Text segment:
▼▼▼
Step 1: Randomly Split Data into Training and Test Sets
Step 2: Evaluate Transformations for Quantitative Variables
Step 3: Apply Transformations to the Training Data
Step 4: Apply Transformations to the Test Data
Step 5: Min-Max Scaling on the Training Set
Step 6: Apply Scaling to the Test Set
Step 7: Interpretability of Variables for Forecasting
Step 8: Importance of Transformations and Scaling
Step 9: Summary of Data Preprocessing

Step 1: Randomly Split Data into Training and Test Sets

# Load the data set
setwd("C:/DDS 8501 Titanic")
titanic <- read.csv("train.csv")

# Select quantitative variables and remove missing values
titanic_quant <- titanic[, c("Age", "Fare", "SibSp", "Parch")]
titanic_quant <- na.omit(titanic_quant)

# Set seed for reproducibility
set.seed(42)

# Perform an 80/20 train-test split
train_indices <- sample(1:nrow(titanic_quant), size = 0.8 * nrow(titanic_quant))
train_set <- titanic_quant[train_indices, ]
test_set <- titanic_quant[-train_indices, ]

Explanation:
Using set.seed() ensures reproducibility. The 80/20 split retains a sufficient training sample while holding out a test set for evaluating model generalization.

Step 2: Evaluate Transformations for Quantitative Variables

Analysis of Distributions (Training Set Only)

Age
- Distribution: Slightly right-skewed.
- Decision: No transformation applied.
  - Age is naturally interpretable and mildly skewed. Transforming it may reduce transparency without significant modeling benefit.
Fare
- Distribution: Heavily right-skewed, with extreme outliers.
- Decision: Log transformation recommended.
  - Logarithmic transformation (log1p) stabilizes variance and compresses outliers while maintaining ordinal relationships.
SibSp
- Distribution: Zero-inflated, with most values at 0.
- Decision: No transformation.
  - Discrete count data is left untransformed. Decision tree–based models can handle this directly.
Parch
- Distribution: Zero-inflated and right-skewed.
- Decision: No transformation.
  - Similar rationale as SibSp.

Test Set Not Used
Only the training set is used to evaluate transformations. Using the test set introduces data leakage and compromises the integrity of model evaluation.

Step 3: Apply Transformations to the Training Data

# Apply log1p transformation to Fare
train_set$Fare <- log1p(train_set$Fare)

Explanation:
The log1p() function performs a logarithmic transformation using log(1 + x). It is preferred over log() to accommodate values of zero. This transformation reduces skew, compresses extreme values, and improves symmetry, which benefits models assuming normality.

Step 4: Apply Transformations to the Test Data

# Apply log1p transformation to Fare in the test set
test_set$Fare <- log1p(test_set$Fare)

Explanation:
The same transformation applied to the training data must be applied to the test data to ensure consistency. This avoids distributional mismatch between datasets, which can lead to unreliable predictions.
▲▲▲
Exercises:
a) Return the part of the preprocessing walkthrough that opens with the words containing "- Age is naturally" and closes with "maintaining ordinal relationships.".
b) For each statement, indicate whether the preprocessing walkthrough agrees with it. Answer yes or no, and quote the words that decide it.
(i) Age receives a log transformation.
(ii) The data is divided into training and test sets in an 80/20 ratio.
(iii) The test set is used to evaluate which transformations to apply.
c) Answer these questions from the preprocessing walkthrough:
(i) What number is passed to set.seed()?
(ii) Which function is applied to Fare in both the training and test sets?
(iii) How is the distribution of SibSp described?
The data comes from a separate source and has no connection to the preprocessing walkthrough.

Source excerpt:
▼▼▼
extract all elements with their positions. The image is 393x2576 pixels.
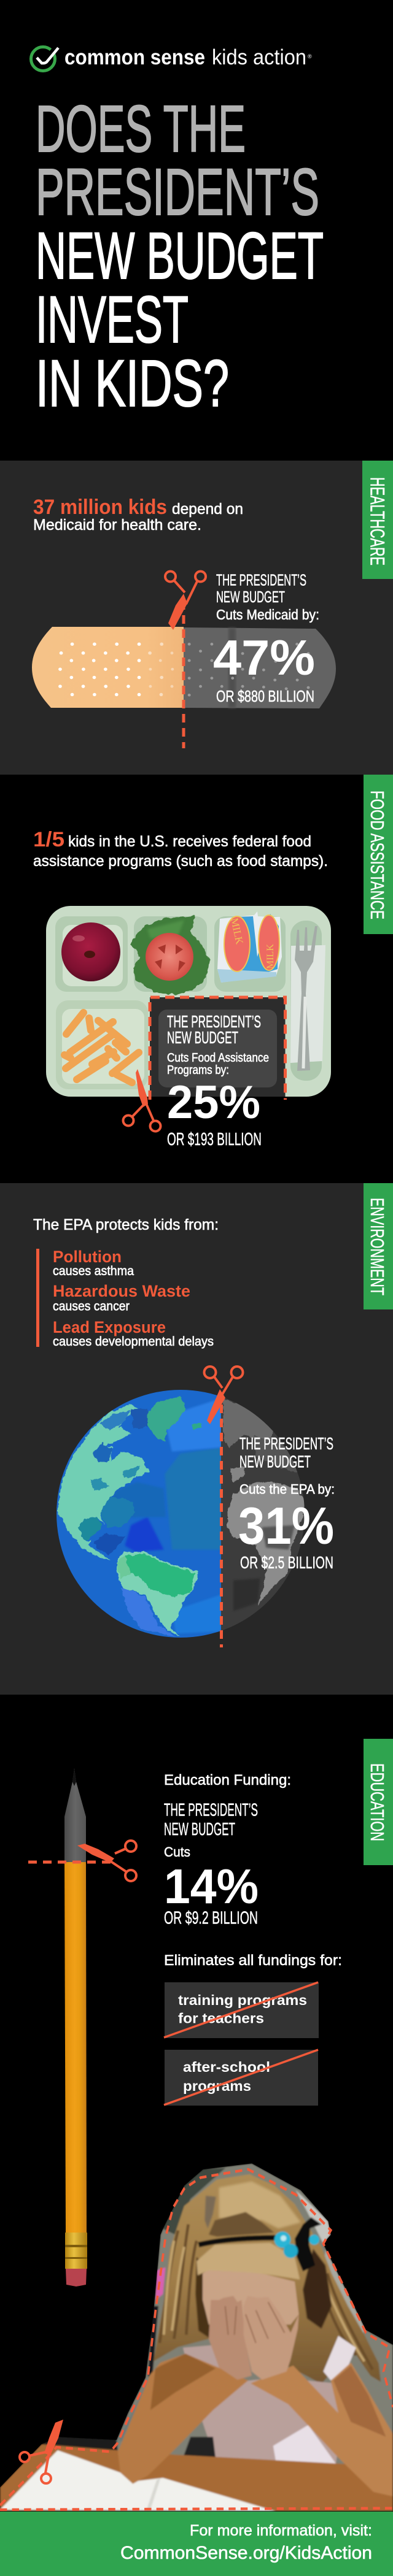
▲▲▲
Per-task answers:
a)
- Age is naturally interpretable and mildly skewed. Transforming it may reduce transparency without significant modeling benefit.
Fare
- Distribution: Heavily right-skewed, with extreme outliers.
- Decision: Log transformation recommended.
  - Logarithmic transformation (log1p) stabilizes variance and compresses outliers while maintaining ordinal relationships.

b)
(i) No: "No transformation applied."
(ii) Yes: "The 80/20 split retains a sufficient training sample while holding out a test set for evaluating model generalization."
(iii) No: "Only the training set is used to evaluate transformations."

c)
(i) 42
(ii) log1p()
(iii) Zero-inflated, with most values at 0.